Every line with the string "ffffff" should be gathered.
= = = = =
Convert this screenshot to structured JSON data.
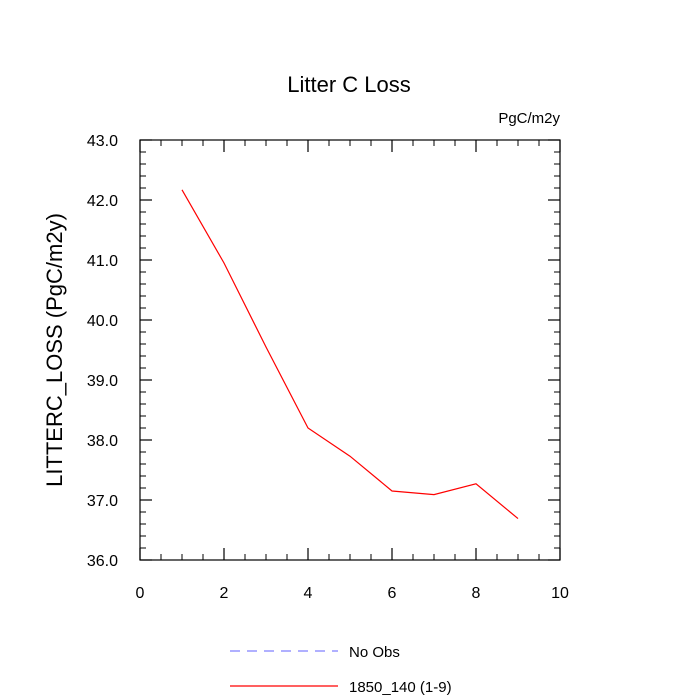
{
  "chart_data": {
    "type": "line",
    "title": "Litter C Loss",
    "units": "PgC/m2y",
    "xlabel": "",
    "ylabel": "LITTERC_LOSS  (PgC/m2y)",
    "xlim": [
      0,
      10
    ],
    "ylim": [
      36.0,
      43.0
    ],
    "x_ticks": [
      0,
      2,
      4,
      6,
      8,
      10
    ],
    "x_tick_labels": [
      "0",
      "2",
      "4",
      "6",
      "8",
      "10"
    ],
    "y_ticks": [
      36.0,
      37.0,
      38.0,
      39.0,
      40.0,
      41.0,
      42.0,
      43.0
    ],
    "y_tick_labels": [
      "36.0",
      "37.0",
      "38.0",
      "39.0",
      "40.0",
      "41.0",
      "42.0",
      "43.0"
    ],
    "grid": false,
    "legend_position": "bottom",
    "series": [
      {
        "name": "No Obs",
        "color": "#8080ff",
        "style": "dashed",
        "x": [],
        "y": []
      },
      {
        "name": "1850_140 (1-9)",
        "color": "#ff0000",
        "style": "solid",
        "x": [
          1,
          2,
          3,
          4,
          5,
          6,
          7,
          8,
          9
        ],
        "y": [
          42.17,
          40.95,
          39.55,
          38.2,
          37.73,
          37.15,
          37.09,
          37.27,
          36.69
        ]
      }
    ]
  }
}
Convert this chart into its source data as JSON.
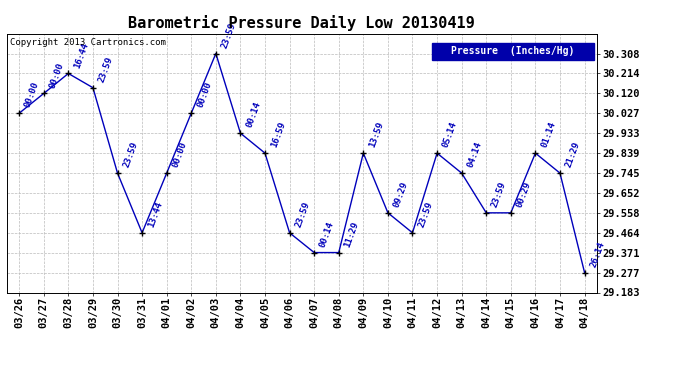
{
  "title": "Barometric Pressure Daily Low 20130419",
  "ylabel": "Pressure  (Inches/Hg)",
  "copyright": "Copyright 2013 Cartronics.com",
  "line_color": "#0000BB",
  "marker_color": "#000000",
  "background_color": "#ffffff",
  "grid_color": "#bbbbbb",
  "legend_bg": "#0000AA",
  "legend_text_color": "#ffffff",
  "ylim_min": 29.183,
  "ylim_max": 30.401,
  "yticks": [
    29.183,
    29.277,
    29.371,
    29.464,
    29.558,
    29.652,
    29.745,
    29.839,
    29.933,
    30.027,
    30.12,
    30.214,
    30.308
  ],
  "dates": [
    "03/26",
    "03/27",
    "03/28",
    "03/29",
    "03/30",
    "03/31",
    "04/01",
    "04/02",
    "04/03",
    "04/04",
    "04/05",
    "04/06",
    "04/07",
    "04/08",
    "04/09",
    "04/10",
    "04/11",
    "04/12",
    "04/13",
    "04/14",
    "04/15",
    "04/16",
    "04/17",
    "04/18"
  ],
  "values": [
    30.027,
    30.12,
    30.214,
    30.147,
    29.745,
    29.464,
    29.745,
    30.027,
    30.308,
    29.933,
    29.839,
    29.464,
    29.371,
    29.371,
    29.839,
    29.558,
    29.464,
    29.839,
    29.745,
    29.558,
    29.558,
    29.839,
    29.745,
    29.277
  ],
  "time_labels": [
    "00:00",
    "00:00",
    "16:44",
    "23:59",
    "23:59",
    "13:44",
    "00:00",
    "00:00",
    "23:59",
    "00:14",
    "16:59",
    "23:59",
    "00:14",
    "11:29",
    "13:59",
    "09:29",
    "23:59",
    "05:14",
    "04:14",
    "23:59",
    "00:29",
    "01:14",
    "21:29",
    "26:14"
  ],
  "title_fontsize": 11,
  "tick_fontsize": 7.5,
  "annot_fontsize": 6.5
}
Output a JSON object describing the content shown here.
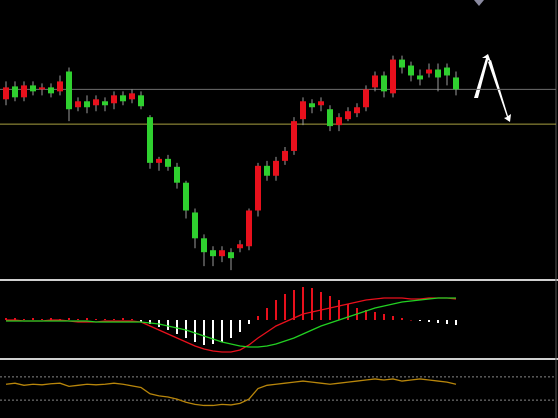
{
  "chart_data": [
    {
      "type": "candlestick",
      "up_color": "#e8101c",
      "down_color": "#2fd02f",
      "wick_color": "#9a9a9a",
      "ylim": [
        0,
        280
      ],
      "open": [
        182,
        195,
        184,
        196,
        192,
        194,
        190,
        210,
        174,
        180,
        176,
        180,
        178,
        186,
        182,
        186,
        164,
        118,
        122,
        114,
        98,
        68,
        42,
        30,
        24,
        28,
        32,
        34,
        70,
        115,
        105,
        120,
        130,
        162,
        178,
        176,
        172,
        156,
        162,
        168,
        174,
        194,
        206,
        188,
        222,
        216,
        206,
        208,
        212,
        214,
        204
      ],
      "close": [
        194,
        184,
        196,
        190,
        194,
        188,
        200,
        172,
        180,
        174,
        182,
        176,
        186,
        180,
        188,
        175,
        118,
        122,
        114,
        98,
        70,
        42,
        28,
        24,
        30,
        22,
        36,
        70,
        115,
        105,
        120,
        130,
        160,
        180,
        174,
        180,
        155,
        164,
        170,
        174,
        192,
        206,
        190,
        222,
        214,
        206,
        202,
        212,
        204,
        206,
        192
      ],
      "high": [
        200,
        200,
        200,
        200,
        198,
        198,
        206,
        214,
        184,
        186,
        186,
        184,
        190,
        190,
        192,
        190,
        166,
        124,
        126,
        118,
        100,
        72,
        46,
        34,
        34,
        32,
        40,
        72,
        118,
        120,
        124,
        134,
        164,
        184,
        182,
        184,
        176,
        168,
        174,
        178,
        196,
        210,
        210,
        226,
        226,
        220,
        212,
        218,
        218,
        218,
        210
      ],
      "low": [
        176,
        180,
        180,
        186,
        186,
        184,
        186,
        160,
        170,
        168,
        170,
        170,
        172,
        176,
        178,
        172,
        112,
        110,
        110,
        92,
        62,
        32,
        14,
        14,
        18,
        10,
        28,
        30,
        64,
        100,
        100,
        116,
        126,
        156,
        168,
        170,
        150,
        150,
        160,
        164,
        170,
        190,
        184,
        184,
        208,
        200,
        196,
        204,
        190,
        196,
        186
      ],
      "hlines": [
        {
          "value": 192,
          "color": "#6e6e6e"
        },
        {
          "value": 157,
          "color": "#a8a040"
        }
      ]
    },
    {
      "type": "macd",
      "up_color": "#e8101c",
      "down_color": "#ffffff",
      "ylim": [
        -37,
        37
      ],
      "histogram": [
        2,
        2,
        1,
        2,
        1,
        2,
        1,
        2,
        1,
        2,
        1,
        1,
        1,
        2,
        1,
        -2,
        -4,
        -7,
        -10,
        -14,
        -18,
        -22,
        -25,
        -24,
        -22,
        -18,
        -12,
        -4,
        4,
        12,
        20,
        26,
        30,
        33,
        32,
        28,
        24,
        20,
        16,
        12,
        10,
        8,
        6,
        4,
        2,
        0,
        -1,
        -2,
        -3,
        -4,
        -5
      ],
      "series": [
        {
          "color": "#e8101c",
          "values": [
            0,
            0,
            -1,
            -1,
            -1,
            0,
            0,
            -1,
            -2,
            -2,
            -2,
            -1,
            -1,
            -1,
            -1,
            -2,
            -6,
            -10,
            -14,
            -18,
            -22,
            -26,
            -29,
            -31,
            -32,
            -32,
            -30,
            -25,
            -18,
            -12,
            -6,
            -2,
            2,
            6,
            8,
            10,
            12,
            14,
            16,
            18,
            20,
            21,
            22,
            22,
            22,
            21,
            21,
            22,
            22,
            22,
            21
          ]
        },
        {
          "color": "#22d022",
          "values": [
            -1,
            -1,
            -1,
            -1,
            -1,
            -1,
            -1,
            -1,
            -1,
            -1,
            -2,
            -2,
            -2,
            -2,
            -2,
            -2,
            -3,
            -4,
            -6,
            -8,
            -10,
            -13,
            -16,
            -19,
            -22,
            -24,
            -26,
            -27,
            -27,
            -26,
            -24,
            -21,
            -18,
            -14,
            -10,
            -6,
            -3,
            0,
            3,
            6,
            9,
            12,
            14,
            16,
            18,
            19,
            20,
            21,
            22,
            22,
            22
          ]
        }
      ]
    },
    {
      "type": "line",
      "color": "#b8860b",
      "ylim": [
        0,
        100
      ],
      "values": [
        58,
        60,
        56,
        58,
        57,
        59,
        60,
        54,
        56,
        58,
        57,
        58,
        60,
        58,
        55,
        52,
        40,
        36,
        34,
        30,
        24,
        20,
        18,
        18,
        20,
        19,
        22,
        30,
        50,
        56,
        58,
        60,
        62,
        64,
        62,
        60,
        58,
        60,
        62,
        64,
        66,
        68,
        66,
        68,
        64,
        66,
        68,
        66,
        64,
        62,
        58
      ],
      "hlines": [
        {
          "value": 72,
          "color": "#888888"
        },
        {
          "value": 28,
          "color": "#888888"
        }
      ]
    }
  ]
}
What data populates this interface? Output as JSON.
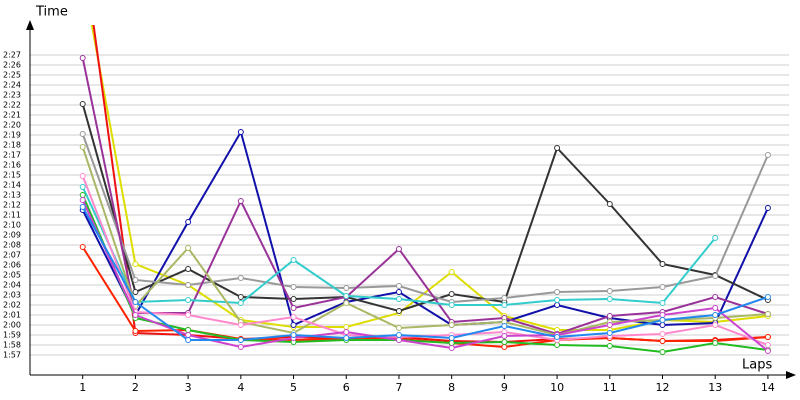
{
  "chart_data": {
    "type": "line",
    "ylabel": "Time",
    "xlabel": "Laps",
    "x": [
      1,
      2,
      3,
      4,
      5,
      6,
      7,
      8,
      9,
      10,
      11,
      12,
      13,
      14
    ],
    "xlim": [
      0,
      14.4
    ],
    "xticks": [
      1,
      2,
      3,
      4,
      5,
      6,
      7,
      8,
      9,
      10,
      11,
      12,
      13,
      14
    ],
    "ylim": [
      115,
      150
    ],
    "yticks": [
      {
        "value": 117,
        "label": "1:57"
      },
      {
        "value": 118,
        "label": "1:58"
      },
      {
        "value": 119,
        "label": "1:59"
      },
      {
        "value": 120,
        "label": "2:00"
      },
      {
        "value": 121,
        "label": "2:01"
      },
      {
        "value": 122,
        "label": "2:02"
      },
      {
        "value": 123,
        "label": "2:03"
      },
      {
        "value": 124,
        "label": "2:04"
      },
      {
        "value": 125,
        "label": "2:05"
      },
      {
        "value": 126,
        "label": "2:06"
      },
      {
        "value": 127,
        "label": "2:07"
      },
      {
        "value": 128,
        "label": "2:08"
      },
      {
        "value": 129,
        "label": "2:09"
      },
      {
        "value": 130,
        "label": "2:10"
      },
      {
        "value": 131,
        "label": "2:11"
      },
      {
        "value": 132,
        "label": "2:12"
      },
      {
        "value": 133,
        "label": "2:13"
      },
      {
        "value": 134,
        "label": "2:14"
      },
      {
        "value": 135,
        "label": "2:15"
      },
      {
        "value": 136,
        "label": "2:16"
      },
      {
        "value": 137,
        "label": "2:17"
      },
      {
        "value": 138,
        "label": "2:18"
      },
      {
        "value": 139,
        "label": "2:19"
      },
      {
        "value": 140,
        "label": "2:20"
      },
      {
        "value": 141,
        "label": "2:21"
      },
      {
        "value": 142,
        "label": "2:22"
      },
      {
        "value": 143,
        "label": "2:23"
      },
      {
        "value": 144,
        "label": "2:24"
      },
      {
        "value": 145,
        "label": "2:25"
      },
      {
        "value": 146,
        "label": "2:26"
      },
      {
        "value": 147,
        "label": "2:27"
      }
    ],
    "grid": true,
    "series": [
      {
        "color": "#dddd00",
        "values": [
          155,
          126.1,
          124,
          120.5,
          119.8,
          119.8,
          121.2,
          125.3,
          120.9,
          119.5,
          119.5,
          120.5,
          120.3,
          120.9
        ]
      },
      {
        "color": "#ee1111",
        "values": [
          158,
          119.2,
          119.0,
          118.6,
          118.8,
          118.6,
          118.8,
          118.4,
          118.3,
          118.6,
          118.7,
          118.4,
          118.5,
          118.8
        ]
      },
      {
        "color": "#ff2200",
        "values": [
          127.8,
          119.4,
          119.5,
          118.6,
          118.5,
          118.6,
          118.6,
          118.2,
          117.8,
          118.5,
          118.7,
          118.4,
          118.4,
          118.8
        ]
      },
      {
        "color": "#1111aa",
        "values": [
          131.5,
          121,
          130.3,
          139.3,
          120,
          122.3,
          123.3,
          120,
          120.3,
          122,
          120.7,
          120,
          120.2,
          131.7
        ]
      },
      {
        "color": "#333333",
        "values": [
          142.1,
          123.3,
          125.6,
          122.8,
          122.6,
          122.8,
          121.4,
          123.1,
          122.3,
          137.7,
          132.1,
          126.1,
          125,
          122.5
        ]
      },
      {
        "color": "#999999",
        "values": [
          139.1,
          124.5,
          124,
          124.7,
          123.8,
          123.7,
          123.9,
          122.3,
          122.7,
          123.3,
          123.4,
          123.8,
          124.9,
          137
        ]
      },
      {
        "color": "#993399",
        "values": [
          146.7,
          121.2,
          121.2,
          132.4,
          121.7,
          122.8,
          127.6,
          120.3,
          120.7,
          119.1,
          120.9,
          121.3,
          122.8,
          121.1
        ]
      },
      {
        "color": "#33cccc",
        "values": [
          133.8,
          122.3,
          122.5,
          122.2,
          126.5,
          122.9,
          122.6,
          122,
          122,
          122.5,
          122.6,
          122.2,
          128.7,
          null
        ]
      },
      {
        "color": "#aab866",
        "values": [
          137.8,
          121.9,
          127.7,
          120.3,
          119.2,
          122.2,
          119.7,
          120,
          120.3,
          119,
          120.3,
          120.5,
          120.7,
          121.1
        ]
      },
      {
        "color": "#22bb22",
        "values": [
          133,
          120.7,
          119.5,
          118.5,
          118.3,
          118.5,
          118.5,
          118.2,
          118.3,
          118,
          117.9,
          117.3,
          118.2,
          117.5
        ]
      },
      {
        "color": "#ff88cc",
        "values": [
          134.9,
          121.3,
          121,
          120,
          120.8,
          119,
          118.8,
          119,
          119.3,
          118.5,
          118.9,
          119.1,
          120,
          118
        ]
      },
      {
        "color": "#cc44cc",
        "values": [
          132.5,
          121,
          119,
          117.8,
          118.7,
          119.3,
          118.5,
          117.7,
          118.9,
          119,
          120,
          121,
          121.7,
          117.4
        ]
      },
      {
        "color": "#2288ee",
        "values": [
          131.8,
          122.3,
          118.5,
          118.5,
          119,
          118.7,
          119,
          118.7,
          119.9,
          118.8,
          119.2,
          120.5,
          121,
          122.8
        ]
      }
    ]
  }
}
= = = = =
**Exercise solution**
  "background_color": "#ffffff",
  "legend_text_color": "#ffffff",
      "down_color": "#ffffff",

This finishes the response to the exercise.